*WHAT TO WORK ON*:
Collect all lines containing the word "Erasable" from the data.
══ RECORDS FOR THE TASK
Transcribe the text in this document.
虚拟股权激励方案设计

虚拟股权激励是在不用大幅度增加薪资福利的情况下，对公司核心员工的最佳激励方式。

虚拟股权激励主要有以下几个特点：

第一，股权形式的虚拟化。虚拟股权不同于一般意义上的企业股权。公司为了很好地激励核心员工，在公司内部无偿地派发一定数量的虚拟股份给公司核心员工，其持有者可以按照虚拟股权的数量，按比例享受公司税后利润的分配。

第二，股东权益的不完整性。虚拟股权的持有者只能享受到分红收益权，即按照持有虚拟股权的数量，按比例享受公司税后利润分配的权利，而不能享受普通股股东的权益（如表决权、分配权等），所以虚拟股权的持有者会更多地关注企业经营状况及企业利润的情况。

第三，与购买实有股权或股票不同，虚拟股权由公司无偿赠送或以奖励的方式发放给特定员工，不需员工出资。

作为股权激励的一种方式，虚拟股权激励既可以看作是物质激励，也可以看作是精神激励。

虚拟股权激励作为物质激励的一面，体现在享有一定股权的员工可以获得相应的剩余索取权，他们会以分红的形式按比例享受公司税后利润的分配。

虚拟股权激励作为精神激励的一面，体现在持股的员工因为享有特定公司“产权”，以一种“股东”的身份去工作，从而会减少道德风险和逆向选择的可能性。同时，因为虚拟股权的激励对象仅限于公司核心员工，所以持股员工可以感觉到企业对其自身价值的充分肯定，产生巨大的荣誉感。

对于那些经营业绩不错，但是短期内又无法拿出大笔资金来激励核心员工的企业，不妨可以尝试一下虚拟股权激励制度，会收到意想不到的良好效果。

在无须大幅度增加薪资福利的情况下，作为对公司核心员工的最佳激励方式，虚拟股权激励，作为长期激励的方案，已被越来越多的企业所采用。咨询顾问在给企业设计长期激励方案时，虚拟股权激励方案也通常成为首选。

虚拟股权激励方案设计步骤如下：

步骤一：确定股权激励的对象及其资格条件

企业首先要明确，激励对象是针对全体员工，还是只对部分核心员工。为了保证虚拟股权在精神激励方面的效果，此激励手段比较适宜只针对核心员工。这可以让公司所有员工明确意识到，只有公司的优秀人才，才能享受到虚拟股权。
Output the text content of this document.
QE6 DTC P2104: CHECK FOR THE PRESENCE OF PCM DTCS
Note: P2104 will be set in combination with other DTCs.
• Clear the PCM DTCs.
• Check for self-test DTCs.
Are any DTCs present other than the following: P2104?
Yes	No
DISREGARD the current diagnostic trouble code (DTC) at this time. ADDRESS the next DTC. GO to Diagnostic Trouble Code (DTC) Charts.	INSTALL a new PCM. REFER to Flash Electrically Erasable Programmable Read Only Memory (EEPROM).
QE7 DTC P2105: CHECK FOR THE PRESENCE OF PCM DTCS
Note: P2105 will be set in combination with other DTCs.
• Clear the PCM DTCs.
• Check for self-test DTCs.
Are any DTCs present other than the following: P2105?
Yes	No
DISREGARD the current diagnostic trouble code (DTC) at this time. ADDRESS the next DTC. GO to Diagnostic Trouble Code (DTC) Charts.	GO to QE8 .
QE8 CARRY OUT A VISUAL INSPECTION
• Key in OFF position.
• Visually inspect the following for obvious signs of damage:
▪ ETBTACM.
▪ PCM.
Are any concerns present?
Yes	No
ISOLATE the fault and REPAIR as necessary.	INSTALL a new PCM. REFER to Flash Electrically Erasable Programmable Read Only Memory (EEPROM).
════
*FINISHED TASK*:
DISREGARD the current diagnostic trouble code (DTC) at this time. ADDRESS the next DTC. GO to Diagnostic Trouble Code (DTC) Charts.	INSTALL a new PCM. REFER to Flash Electrically Erasable Programmable Read Only Memory (EEPROM).
ISOLATE the fault and REPAIR as necessary.	INSTALL a new PCM. REFER to Flash Electrically Erasable Programmable Read Only Memory (EEPROM).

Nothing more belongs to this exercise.